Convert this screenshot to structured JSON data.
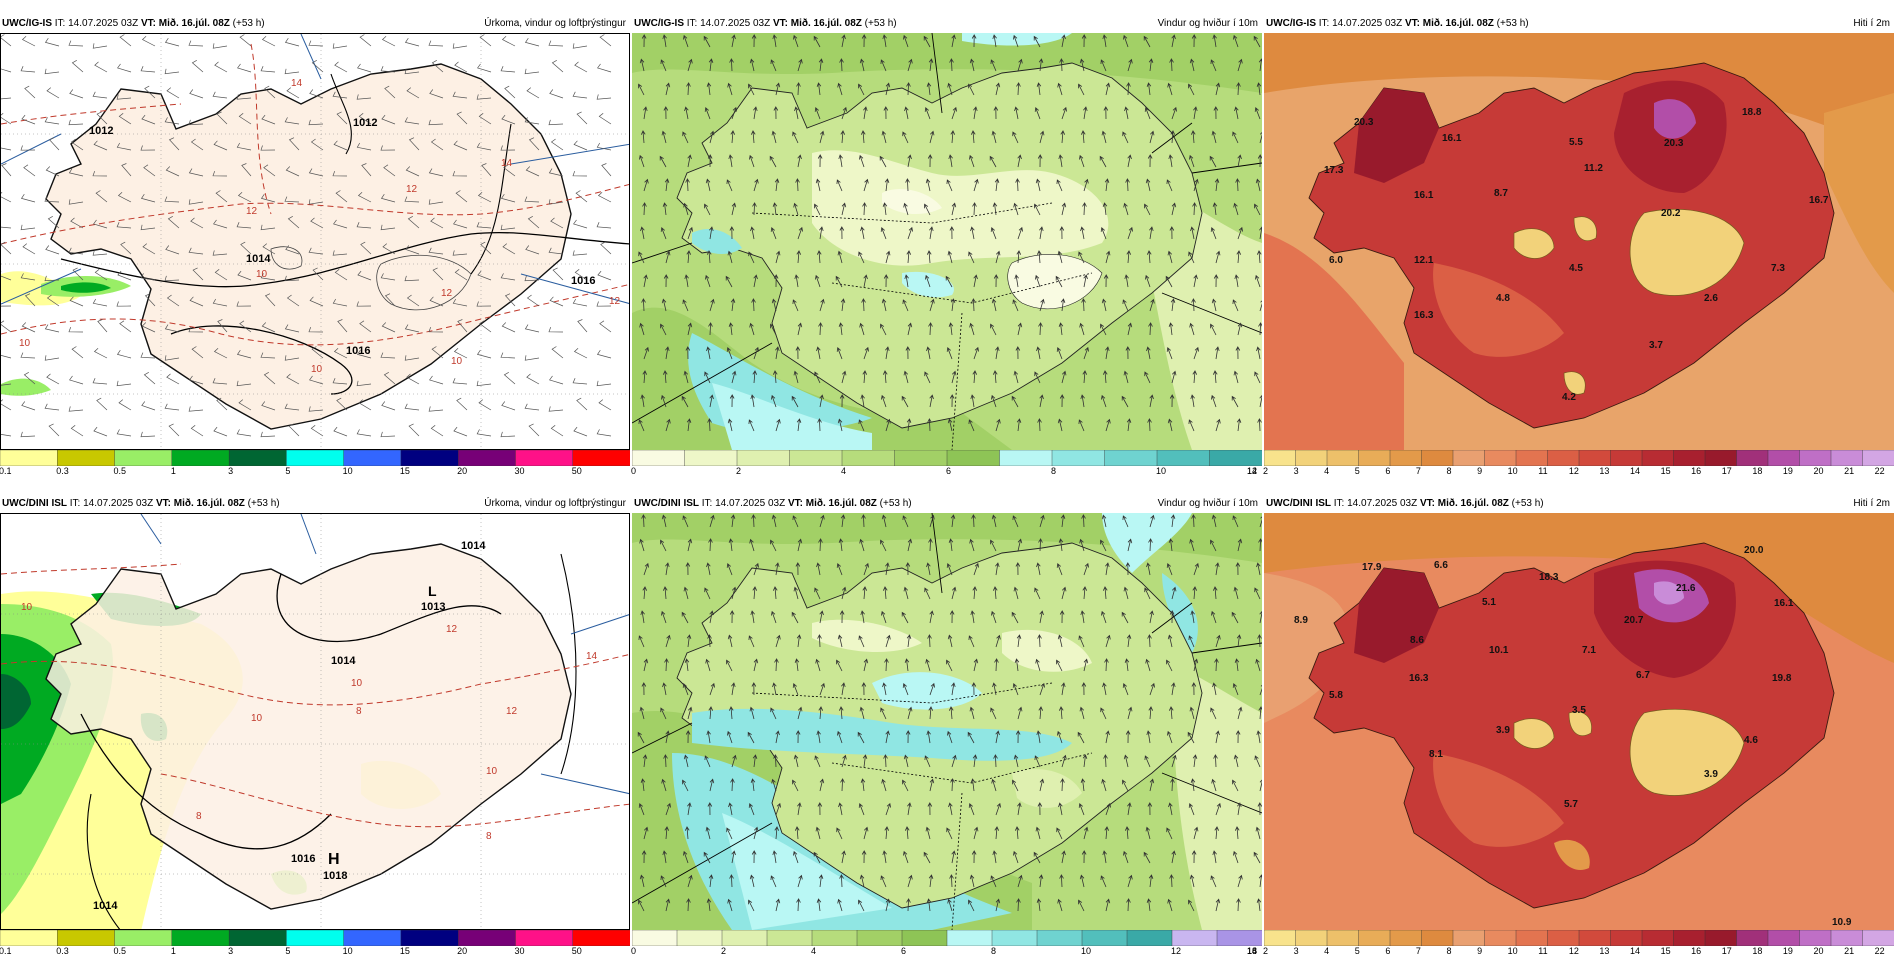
{
  "panels": [
    {
      "id": "igis-precip",
      "model": "UWC/IG-IS",
      "it_label": "IT:",
      "it_value": "14.07.2025 03Z",
      "vt_label": "VT:",
      "vt_value": "Mið. 16.júl. 08Z",
      "lead": "(+53 h)",
      "field": "Úrkoma, vindur og loftþrýstingur",
      "colorbar_colors": [
        "#ffff99",
        "#c8c800",
        "#99ee66",
        "#00aa22",
        "#006633",
        "#00ffee",
        "#3366ff",
        "#000080",
        "#770077",
        "#ff1188",
        "#ff0000"
      ],
      "colorbar_ticks": [
        "0.1",
        "0.3",
        "0.5",
        "1",
        "3",
        "5",
        "10",
        "15",
        "20",
        "30",
        "50"
      ],
      "pressure_labels": [
        "1012",
        "1012",
        "1014",
        "1016",
        "1016"
      ],
      "isotherm_labels": [
        "14",
        "12",
        "12",
        "12",
        "10",
        "10",
        "10",
        "10",
        "12",
        "14"
      ]
    },
    {
      "id": "igis-wind",
      "model": "UWC/IG-IS",
      "it_label": "IT:",
      "it_value": "14.07.2025 03Z",
      "vt_label": "VT:",
      "vt_value": "Mið. 16.júl. 08Z",
      "lead": "(+53 h)",
      "field": "Vindur og hviður í 10m",
      "colorbar_colors": [
        "#f9fbe2",
        "#eef7c8",
        "#dff0b0",
        "#cbe795",
        "#b6dc7c",
        "#a2d066",
        "#8ec456",
        "#b9f7f4",
        "#90e6e3",
        "#6fd3d0",
        "#52bfbc",
        "#3aa9a7"
      ],
      "colorbar_ticks": [
        "0",
        "2",
        "4",
        "6",
        "8",
        "10",
        "12",
        "14"
      ]
    },
    {
      "id": "igis-temp",
      "model": "UWC/IG-IS",
      "it_label": "IT:",
      "it_value": "14.07.2025 03Z",
      "vt_label": "VT:",
      "vt_value": "Mið. 16.júl. 08Z",
      "lead": "(+53 h)",
      "field": "Hiti í 2m",
      "colorbar_colors": [
        "#f8e38c",
        "#f2d27a",
        "#edc06a",
        "#e8ac58",
        "#e39a4a",
        "#de8a3f",
        "#e9a071",
        "#e88a5f",
        "#e37450",
        "#db5f45",
        "#d24a3c",
        "#c63a37",
        "#b82c33",
        "#a8202f",
        "#981a2c",
        "#a1307a",
        "#b24ea8",
        "#bf6fc6",
        "#c98cd8",
        "#d3a6e4"
      ],
      "colorbar_ticks": [
        "2",
        "3",
        "4",
        "5",
        "6",
        "7",
        "8",
        "9",
        "10",
        "11",
        "12",
        "13",
        "14",
        "15",
        "16",
        "17",
        "18",
        "19",
        "20",
        "21",
        "22"
      ],
      "temp_labels": [
        "20.3",
        "16.1",
        "5.5",
        "20.3",
        "18.8",
        "17.3",
        "16.1",
        "8.7",
        "11.2",
        "20.2",
        "16.7",
        "6.0",
        "12.1",
        "4.5",
        "7.3",
        "4.8",
        "2.6",
        "16.3",
        "3.7",
        "4.2"
      ]
    },
    {
      "id": "dini-precip",
      "model": "UWC/DINI ISL",
      "it_label": "IT:",
      "it_value": "14.07.2025 03Z",
      "vt_label": "VT:",
      "vt_value": "Mið. 16.júl. 08Z",
      "lead": "(+53 h)",
      "field": "Úrkoma, vindur og loftþrýstingur",
      "colorbar_colors": [
        "#ffff99",
        "#c8c800",
        "#99ee66",
        "#00aa22",
        "#006633",
        "#00ffee",
        "#3366ff",
        "#000080",
        "#770077",
        "#ff1188",
        "#ff0000"
      ],
      "colorbar_ticks": [
        "0.1",
        "0.3",
        "0.5",
        "1",
        "3",
        "5",
        "10",
        "15",
        "20",
        "30",
        "50"
      ],
      "low_letter": "L",
      "low_value": "1013",
      "high_letter": "H",
      "high_value": "1018",
      "pressure_labels": [
        "1014",
        "1014",
        "1016",
        "1014"
      ],
      "isotherm_labels": [
        "10",
        "12",
        "14",
        "10",
        "8",
        "10",
        "12",
        "10",
        "8",
        "8"
      ]
    },
    {
      "id": "dini-wind",
      "model": "UWC/DINI ISL",
      "it_label": "IT:",
      "it_value": "14.07.2025 03Z",
      "vt_label": "VT:",
      "vt_value": "Mið. 16.júl. 08Z",
      "lead": "(+53 h)",
      "field": "Vindur og hviður í 10m",
      "colorbar_colors": [
        "#f9fbe2",
        "#eef7c8",
        "#dff0b0",
        "#cbe795",
        "#b6dc7c",
        "#a2d066",
        "#8ec456",
        "#b9f7f4",
        "#90e6e3",
        "#6fd3d0",
        "#52bfbc",
        "#3aa9a7",
        "#c9b6f0",
        "#a994e6"
      ],
      "colorbar_ticks": [
        "0",
        "2",
        "4",
        "6",
        "8",
        "10",
        "12",
        "14",
        "16",
        "18"
      ]
    },
    {
      "id": "dini-temp",
      "model": "UWC/DINI ISL",
      "it_label": "IT:",
      "it_value": "14.07.2025 03Z",
      "vt_label": "VT:",
      "vt_value": "Mið. 16.júl. 08Z",
      "lead": "(+53 h)",
      "field": "Hiti í 2m",
      "colorbar_colors": [
        "#f8e38c",
        "#f2d27a",
        "#edc06a",
        "#e8ac58",
        "#e39a4a",
        "#de8a3f",
        "#e9a071",
        "#e88a5f",
        "#e37450",
        "#db5f45",
        "#d24a3c",
        "#c63a37",
        "#b82c33",
        "#a8202f",
        "#981a2c",
        "#a1307a",
        "#b24ea8",
        "#bf6fc6",
        "#c98cd8",
        "#d3a6e4"
      ],
      "colorbar_ticks": [
        "2",
        "3",
        "4",
        "5",
        "6",
        "7",
        "8",
        "9",
        "10",
        "11",
        "12",
        "13",
        "14",
        "15",
        "16",
        "17",
        "18",
        "19",
        "20",
        "21",
        "22"
      ],
      "temp_labels": [
        "20.0",
        "17.9",
        "6.6",
        "18.3",
        "21.6",
        "16.1",
        "8.9",
        "5.1",
        "20.7",
        "8.6",
        "10.1",
        "7.1",
        "5.8",
        "16.3",
        "6.7",
        "19.8",
        "3.5",
        "3.9",
        "4.6",
        "8.1",
        "3.9",
        "5.7",
        "10.9"
      ]
    }
  ]
}
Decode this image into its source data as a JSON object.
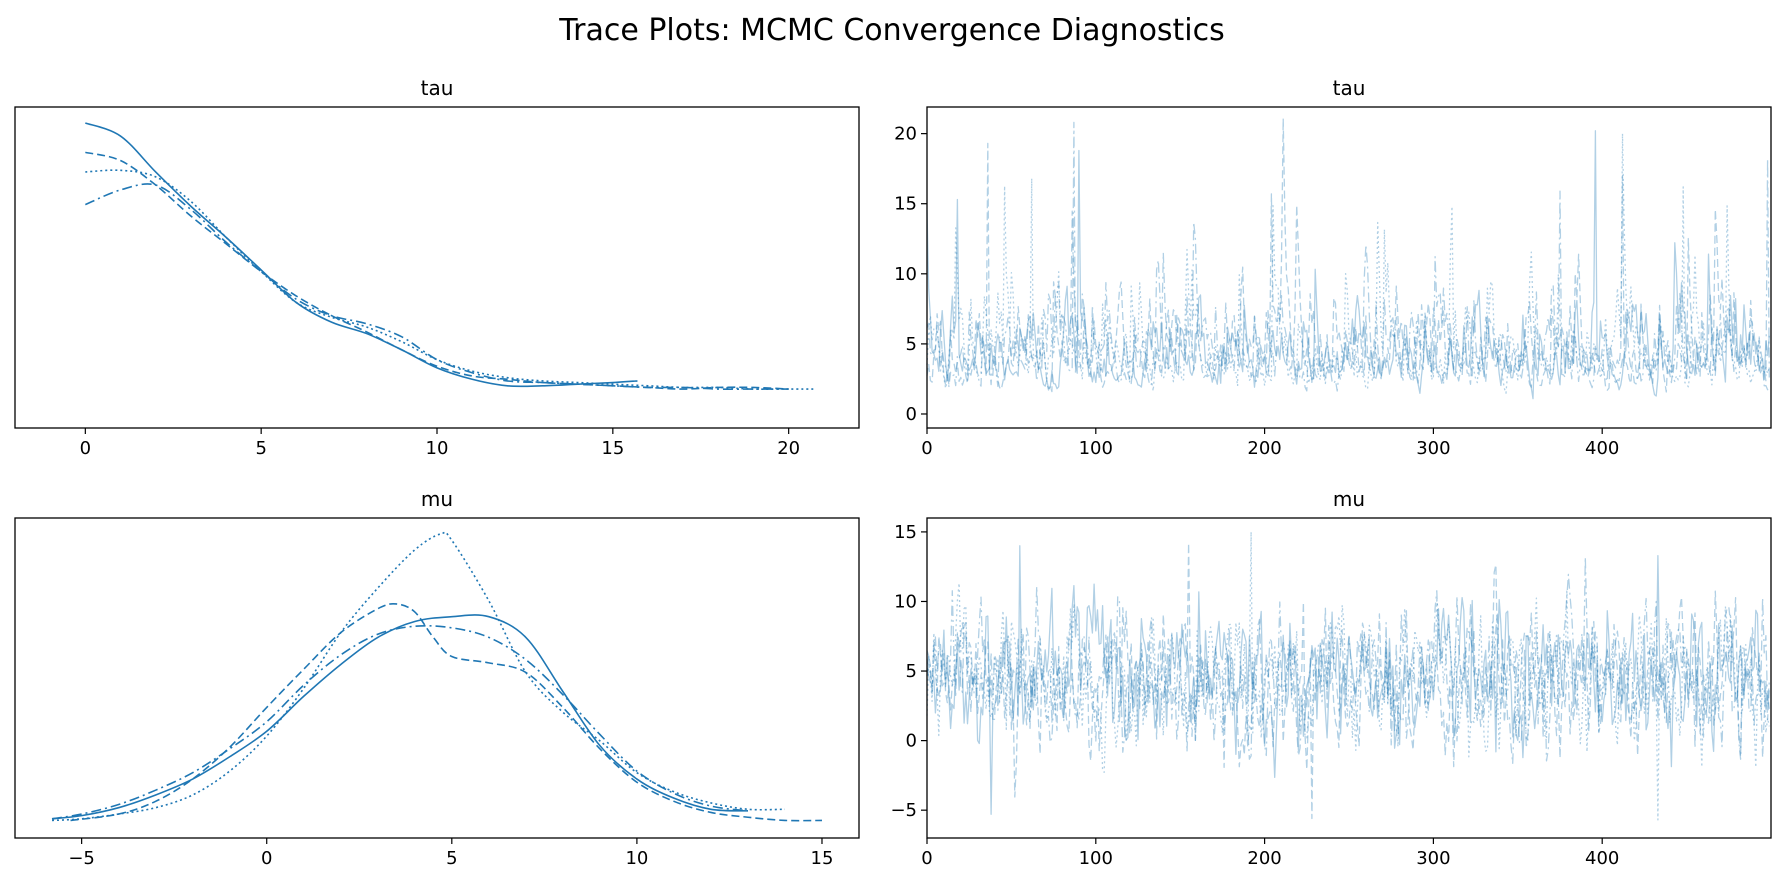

**EXERCISE GOAL**: Check each line above for the string "igis" and show the ones that have it.

**WRITTEN REPLY**:
      "id": "igis-precip",
      "id": "igis-wind",
      "id": "igis-temp",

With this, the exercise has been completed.